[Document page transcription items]
□ □ □ □ □

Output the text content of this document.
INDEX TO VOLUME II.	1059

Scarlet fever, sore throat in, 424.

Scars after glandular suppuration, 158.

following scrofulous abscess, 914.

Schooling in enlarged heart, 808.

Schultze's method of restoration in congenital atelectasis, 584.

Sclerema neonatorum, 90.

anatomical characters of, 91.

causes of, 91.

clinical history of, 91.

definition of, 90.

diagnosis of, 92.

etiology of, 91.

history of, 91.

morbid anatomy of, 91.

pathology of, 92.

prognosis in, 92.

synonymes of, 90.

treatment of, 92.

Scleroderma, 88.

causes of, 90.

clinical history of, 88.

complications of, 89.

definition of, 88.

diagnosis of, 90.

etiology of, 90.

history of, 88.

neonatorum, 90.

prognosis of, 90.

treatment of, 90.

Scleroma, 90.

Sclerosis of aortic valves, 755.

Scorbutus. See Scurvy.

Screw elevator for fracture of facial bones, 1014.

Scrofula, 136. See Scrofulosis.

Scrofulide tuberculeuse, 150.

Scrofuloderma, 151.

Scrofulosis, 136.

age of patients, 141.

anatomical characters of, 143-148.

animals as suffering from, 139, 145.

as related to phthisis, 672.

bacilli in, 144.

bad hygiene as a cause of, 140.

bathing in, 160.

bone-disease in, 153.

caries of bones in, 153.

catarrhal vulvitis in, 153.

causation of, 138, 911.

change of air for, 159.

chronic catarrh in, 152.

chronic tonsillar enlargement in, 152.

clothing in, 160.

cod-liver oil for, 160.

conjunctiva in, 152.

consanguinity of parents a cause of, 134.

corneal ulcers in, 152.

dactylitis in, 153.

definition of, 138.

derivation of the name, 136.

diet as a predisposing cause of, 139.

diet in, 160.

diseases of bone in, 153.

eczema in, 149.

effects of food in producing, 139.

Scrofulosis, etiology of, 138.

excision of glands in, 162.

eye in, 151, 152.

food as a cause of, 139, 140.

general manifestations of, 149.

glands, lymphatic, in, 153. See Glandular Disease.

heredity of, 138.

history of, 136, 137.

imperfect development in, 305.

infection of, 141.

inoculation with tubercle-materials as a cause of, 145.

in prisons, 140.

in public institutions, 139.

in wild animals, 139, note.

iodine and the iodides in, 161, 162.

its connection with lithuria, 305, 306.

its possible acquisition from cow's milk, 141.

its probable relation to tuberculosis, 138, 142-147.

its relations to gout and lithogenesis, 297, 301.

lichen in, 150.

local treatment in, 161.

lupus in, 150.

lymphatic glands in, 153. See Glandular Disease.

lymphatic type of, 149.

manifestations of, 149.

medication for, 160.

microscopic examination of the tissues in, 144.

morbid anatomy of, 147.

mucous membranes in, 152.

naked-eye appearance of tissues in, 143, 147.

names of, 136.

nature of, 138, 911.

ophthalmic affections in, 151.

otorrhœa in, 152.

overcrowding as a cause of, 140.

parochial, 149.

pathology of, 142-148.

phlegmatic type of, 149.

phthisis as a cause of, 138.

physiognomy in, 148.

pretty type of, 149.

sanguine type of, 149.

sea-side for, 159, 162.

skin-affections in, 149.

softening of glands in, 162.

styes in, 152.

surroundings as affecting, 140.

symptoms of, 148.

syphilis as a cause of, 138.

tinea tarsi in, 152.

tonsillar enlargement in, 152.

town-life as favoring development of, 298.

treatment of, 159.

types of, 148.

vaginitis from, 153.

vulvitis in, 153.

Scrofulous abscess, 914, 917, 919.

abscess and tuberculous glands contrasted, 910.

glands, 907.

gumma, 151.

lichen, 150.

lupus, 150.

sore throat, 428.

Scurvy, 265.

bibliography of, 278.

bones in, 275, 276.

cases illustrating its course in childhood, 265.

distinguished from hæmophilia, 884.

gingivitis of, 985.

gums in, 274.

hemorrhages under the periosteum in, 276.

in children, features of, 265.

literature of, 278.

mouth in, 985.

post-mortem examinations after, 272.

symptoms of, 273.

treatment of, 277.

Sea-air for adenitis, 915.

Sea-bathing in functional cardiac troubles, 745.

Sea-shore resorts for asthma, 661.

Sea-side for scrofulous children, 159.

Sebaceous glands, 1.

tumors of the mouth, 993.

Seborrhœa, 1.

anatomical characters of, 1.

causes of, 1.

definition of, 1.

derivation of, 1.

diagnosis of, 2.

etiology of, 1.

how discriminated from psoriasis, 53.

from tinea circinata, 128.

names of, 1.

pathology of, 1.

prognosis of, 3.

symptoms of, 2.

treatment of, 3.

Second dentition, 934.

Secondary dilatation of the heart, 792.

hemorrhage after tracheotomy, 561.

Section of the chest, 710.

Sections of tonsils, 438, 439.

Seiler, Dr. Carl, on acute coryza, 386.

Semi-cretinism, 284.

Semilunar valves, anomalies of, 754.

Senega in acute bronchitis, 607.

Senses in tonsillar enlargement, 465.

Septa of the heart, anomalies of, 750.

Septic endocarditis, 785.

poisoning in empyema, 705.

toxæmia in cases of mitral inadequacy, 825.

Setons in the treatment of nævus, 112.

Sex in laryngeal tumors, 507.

□ □ □ □ □

To do: If a line above contains the string "vulvitis", count it, then give the total and nothing else.

Solution: 2